(Data lines):

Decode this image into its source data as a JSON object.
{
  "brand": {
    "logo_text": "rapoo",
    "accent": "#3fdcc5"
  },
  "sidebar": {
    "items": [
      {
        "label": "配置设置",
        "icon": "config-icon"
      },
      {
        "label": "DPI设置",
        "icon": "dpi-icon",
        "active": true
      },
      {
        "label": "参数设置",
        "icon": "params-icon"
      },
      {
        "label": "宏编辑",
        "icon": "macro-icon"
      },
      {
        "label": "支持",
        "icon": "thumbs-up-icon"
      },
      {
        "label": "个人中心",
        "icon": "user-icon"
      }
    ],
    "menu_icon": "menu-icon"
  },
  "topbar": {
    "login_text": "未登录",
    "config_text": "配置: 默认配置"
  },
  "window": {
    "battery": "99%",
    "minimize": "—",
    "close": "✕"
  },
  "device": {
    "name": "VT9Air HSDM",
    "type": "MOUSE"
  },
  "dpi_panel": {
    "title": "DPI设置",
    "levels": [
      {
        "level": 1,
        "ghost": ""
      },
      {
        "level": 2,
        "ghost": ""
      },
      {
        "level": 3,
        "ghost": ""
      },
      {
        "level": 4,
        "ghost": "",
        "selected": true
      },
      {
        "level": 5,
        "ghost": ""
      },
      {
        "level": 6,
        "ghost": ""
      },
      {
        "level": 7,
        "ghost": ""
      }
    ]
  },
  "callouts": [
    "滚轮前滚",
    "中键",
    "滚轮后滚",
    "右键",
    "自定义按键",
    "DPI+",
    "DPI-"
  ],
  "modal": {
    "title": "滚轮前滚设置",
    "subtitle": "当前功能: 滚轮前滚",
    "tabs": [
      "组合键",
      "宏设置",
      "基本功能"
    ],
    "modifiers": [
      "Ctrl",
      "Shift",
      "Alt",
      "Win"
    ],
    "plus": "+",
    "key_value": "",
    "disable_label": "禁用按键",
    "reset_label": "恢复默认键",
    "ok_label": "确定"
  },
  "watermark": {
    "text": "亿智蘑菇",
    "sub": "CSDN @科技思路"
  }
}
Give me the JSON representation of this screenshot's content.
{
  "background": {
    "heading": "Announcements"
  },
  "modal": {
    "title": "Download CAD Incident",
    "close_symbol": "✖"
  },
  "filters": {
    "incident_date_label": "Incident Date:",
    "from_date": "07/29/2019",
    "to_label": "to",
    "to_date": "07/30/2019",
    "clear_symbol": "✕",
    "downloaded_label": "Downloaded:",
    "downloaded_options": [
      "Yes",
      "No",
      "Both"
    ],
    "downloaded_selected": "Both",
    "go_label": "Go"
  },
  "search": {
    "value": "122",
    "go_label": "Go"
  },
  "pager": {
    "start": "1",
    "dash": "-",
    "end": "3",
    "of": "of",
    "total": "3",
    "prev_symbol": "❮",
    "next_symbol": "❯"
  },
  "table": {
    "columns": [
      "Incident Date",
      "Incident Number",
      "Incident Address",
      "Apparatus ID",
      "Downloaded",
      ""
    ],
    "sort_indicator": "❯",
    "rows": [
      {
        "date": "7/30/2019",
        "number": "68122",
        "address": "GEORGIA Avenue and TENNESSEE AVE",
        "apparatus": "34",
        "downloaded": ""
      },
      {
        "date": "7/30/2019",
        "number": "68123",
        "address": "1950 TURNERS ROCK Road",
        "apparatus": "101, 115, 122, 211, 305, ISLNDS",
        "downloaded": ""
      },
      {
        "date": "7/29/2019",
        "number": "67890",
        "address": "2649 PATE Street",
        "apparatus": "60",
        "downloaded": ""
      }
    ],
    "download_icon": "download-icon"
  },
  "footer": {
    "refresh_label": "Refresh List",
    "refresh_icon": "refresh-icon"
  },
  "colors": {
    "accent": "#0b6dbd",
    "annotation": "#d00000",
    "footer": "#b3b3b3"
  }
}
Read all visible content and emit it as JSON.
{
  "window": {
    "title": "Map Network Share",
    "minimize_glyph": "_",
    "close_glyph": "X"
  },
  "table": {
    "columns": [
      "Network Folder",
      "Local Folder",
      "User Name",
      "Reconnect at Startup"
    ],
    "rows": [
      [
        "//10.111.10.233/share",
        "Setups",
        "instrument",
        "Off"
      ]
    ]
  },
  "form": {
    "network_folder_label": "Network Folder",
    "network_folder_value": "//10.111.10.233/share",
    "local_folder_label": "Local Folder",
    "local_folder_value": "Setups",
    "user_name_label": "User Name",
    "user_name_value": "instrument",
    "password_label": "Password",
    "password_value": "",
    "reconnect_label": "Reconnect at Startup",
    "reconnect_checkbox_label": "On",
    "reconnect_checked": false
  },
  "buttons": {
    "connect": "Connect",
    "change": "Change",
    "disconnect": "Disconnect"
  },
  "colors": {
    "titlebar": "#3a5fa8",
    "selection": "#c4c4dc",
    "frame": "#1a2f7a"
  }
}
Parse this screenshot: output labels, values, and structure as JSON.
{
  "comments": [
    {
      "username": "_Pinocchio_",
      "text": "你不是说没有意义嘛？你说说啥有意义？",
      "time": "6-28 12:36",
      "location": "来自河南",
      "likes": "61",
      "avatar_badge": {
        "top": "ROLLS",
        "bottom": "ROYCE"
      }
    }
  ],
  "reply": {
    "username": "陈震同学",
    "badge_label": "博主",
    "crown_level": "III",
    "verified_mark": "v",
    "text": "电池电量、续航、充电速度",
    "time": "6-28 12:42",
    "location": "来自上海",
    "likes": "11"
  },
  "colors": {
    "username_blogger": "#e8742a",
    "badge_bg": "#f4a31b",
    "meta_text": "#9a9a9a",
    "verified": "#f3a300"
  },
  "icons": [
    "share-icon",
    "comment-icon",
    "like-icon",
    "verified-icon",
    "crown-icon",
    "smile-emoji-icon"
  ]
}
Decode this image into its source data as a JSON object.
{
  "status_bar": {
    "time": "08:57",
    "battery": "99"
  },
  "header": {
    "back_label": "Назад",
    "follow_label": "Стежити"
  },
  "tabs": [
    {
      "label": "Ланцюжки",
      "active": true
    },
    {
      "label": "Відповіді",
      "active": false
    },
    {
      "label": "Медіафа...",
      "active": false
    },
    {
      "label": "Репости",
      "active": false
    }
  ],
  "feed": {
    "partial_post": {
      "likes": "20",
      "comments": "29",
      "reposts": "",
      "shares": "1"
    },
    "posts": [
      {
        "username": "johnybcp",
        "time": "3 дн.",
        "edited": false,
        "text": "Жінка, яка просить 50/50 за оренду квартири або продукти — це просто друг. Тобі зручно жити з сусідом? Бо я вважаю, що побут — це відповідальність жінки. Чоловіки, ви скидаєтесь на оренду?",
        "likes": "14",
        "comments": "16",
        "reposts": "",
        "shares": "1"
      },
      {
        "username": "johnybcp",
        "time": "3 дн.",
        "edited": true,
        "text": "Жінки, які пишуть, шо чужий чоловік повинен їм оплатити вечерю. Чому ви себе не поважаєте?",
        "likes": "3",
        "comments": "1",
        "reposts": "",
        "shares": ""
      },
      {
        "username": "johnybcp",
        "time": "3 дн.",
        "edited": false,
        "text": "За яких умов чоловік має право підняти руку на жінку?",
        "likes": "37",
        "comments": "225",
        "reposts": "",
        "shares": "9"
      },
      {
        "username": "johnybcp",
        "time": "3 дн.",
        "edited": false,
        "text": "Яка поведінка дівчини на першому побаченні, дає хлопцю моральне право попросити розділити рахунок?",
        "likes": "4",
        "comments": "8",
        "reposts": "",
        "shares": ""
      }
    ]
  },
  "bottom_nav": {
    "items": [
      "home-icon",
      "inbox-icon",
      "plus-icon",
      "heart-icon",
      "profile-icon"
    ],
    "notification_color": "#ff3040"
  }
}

(Task objective): Print the records above in full, exactly.

(Answer below):
Decode this image into its source data as a JSON object.
{
  "brand": {
    "logo_text": "rapoo",
    "accent": "#3fdcc5"
  },
  "sidebar": {
    "items": [
      {
        "label": "配置设置",
        "icon": "config-icon"
      },
      {
        "label": "DPI设置",
        "icon": "dpi-icon",
        "active": true
      },
      {
        "label": "参数设置",
        "icon": "params-icon"
      },
      {
        "label": "宏编辑",
        "icon": "macro-icon"
      },
      {
        "label": "支持",
        "icon": "thumbs-up-icon"
      },
      {
        "label": "个人中心",
        "icon": "user-icon"
      }
    ],
    "menu_icon": "menu-icon"
  },
  "topbar": {
    "login_text": "未登录",
    "config_text": "配置: 默认配置"
  },
  "window": {
    "battery": "99%",
    "minimize": "—",
    "close": "✕"
  },
  "device": {
    "name": "VT9Air HSDM",
    "type": "MOUSE"
  },
  "dpi_panel": {
    "title": "DPI设置",
    "levels": [
      {
        "level": 1,
        "ghost": ""
      },
      {
        "level": 2,
        "ghost": ""
      },
      {
        "level": 3,
        "ghost": ""
      },
      {
        "level": 4,
        "ghost": "",
        "selected": true
      },
      {
        "level": 5,
        "ghost": ""
      },
      {
        "level": 6,
        "ghost": ""
      },
      {
        "level": 7,
        "ghost": ""
      }
    ]
  },
  "callouts": [
    "滚轮前滚",
    "中键",
    "滚轮后滚",
    "右键",
    "自定义按键",
    "DPI+",
    "DPI-"
  ],
  "modal": {
    "title": "滚轮前滚设置",
    "subtitle": "当前功能: 滚轮前滚",
    "tabs": [
      "组合键",
      "宏设置",
      "基本功能"
    ],
    "modifiers": [
      "Ctrl",
      "Shift",
      "Alt",
      "Win"
    ],
    "plus": "+",
    "key_value": "",
    "disable_label": "禁用按键",
    "reset_label": "恢复默认键",
    "ok_label": "确定"
  },
  "watermark": {
    "text": "亿智蘑菇",
    "sub": "CSDN @科技思路"
  }
}
Give me the JSON representation of this screenshot's content.
{
  "background": {
    "heading": "Announcements"
  },
  "modal": {
    "title": "Download CAD Incident",
    "close_symbol": "✖"
  },
  "filters": {
    "incident_date_label": "Incident Date:",
    "from_date": "07/29/2019",
    "to_label": "to",
    "to_date": "07/30/2019",
    "clear_symbol": "✕",
    "downloaded_label": "Downloaded:",
    "downloaded_options": [
      "Yes",
      "No",
      "Both"
    ],
    "downloaded_selected": "Both",
    "go_label": "Go"
  },
  "search": {
    "value": "122",
    "go_label": "Go"
  },
  "pager": {
    "start": "1",
    "dash": "-",
    "end": "3",
    "of": "of",
    "total": "3",
    "prev_symbol": "❮",
    "next_symbol": "❯"
  },
  "table": {
    "columns": [
      "Incident Date",
      "Incident Number",
      "Incident Address",
      "Apparatus ID",
      "Downloaded",
      ""
    ],
    "sort_indicator": "❯",
    "rows": [
      {
        "date": "7/30/2019",
        "number": "68122",
        "address": "GEORGIA Avenue and TENNESSEE AVE",
        "apparatus": "34",
        "downloaded": ""
      },
      {
        "date": "7/30/2019",
        "number": "68123",
        "address": "1950 TURNERS ROCK Road",
        "apparatus": "101, 115, 122, 211, 305, ISLNDS",
        "downloaded": ""
      },
      {
        "date": "7/29/2019",
        "number": "67890",
        "address": "2649 PATE Street",
        "apparatus": "60",
        "downloaded": ""
      }
    ],
    "download_icon": "download-icon"
  },
  "footer": {
    "refresh_label": "Refresh List",
    "refresh_icon": "refresh-icon"
  },
  "colors": {
    "accent": "#0b6dbd",
    "annotation": "#d00000",
    "footer": "#b3b3b3"
  }
}
Read all visible content and emit it as JSON.
{
  "window": {
    "title": "Map Network Share",
    "minimize_glyph": "_",
    "close_glyph": "X"
  },
  "table": {
    "columns": [
      "Network Folder",
      "Local Folder",
      "User Name",
      "Reconnect at Startup"
    ],
    "rows": [
      [
        "//10.111.10.233/share",
        "Setups",
        "instrument",
        "Off"
      ]
    ]
  },
  "form": {
    "network_folder_label": "Network Folder",
    "network_folder_value": "//10.111.10.233/share",
    "local_folder_label": "Local Folder",
    "local_folder_value": "Setups",
    "user_name_label": "User Name",
    "user_name_value": "instrument",
    "password_label": "Password",
    "password_value": "",
    "reconnect_label": "Reconnect at Startup",
    "reconnect_checkbox_label": "On",
    "reconnect_checked": false
  },
  "buttons": {
    "connect": "Connect",
    "change": "Change",
    "disconnect": "Disconnect"
  },
  "colors": {
    "titlebar": "#3a5fa8",
    "selection": "#c4c4dc",
    "frame": "#1a2f7a"
  }
}
Parse this screenshot: output labels, values, and structure as JSON.
{
  "comments": [
    {
      "username": "_Pinocchio_",
      "text": "你不是说没有意义嘛？你说说啥有意义？",
      "time": "6-28 12:36",
      "location": "来自河南",
      "likes": "61",
      "avatar_badge": {
        "top": "ROLLS",
        "bottom": "ROYCE"
      }
    }
  ],
  "reply": {
    "username": "陈震同学",
    "badge_label": "博主",
    "crown_level": "III",
    "verified_mark": "v",
    "text": "电池电量、续航、充电速度",
    "time": "6-28 12:42",
    "location": "来自上海",
    "likes": "11"
  },
  "colors": {
    "username_blogger": "#e8742a",
    "badge_bg": "#f4a31b",
    "meta_text": "#9a9a9a",
    "verified": "#f3a300"
  },
  "icons": [
    "share-icon",
    "comment-icon",
    "like-icon",
    "verified-icon",
    "crown-icon",
    "smile-emoji-icon"
  ]
}
Decode this image into its source data as a JSON object.
{
  "status_bar": {
    "time": "08:57",
    "battery": "99"
  },
  "header": {
    "back_label": "Назад",
    "follow_label": "Стежити"
  },
  "tabs": [
    {
      "label": "Ланцюжки",
      "active": true
    },
    {
      "label": "Відповіді",
      "active": false
    },
    {
      "label": "Медіафа...",
      "active": false
    },
    {
      "label": "Репости",
      "active": false
    }
  ],
  "feed": {
    "partial_post": {
      "likes": "20",
      "comments": "29",
      "reposts": "",
      "shares": "1"
    },
    "posts": [
      {
        "username": "johnybcp",
        "time": "3 дн.",
        "edited": false,
        "text": "Жінка, яка просить 50/50 за оренду квартири або продукти — це просто друг. Тобі зручно жити з сусідом? Бо я вважаю, що побут — це відповідальність жінки. Чоловіки, ви скидаєтесь на оренду?",
        "likes": "14",
        "comments": "16",
        "reposts": "",
        "shares": "1"
      },
      {
        "username": "johnybcp",
        "time": "3 дн.",
        "edited": true,
        "text": "Жінки, які пишуть, шо чужий чоловік повинен їм оплатити вечерю. Чому ви себе не поважаєте?",
        "likes": "3",
        "comments": "1",
        "reposts": "",
        "shares": ""
      },
      {
        "username": "johnybcp",
        "time": "3 дн.",
        "edited": false,
        "text": "За яких умов чоловік має право підняти руку на жінку?",
        "likes": "37",
        "comments": "225",
        "reposts": "",
        "shares": "9"
      },
      {
        "username": "johnybcp",
        "time": "3 дн.",
        "edited": false,
        "text": "Яка поведінка дівчини на першому побаченні, дає хлопцю моральне право попросити розділити рахунок?",
        "likes": "4",
        "comments": "8",
        "reposts": "",
        "shares": ""
      }
    ]
  },
  "bottom_nav": {
    "items": [
      "home-icon",
      "inbox-icon",
      "plus-icon",
      "heart-icon",
      "profile-icon"
    ],
    "notification_color": "#ff3040"
  }
}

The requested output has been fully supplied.